*** Opening Extracted entries ***

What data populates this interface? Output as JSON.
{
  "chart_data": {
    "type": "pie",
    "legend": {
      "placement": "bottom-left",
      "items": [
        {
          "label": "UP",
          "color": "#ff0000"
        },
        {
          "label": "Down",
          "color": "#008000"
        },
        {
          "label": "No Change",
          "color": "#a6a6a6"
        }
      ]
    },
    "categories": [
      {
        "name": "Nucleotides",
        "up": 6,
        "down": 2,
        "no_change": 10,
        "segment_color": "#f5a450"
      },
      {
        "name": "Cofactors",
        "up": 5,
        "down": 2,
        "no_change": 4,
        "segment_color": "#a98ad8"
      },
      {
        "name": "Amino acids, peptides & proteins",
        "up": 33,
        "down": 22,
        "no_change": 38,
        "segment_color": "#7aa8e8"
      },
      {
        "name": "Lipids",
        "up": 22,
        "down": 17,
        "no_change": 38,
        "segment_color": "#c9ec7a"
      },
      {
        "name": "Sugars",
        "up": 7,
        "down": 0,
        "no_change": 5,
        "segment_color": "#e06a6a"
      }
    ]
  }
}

*** Closing Extracted entries ***

◆ What needs to be done ◆
Exactly as shown above, return all of the entries.

◆ Written solution ◆
What data populates this interface? Output as JSON.
{
  "chart_data": {
    "type": "pie",
    "legend": {
      "placement": "bottom-left",
      "items": [
        {
          "label": "UP",
          "color": "#ff0000"
        },
        {
          "label": "Down",
          "color": "#008000"
        },
        {
          "label": "No Change",
          "color": "#a6a6a6"
        }
      ]
    },
    "categories": [
      {
        "name": "Nucleotides",
        "up": 6,
        "down": 2,
        "no_change": 10,
        "segment_color": "#f5a450"
      },
      {
        "name": "Cofactors",
        "up": 5,
        "down": 2,
        "no_change": 4,
        "segment_color": "#a98ad8"
      },
      {
        "name": "Amino acids, peptides & proteins",
        "up": 33,
        "down": 22,
        "no_change": 38,
        "segment_color": "#7aa8e8"
      },
      {
        "name": "Lipids",
        "up": 22,
        "down": 17,
        "no_change": 38,
        "segment_color": "#c9ec7a"
      },
      {
        "name": "Sugars",
        "up": 7,
        "down": 0,
        "no_change": 5,
        "segment_color": "#e06a6a"
      }
    ]
  }
}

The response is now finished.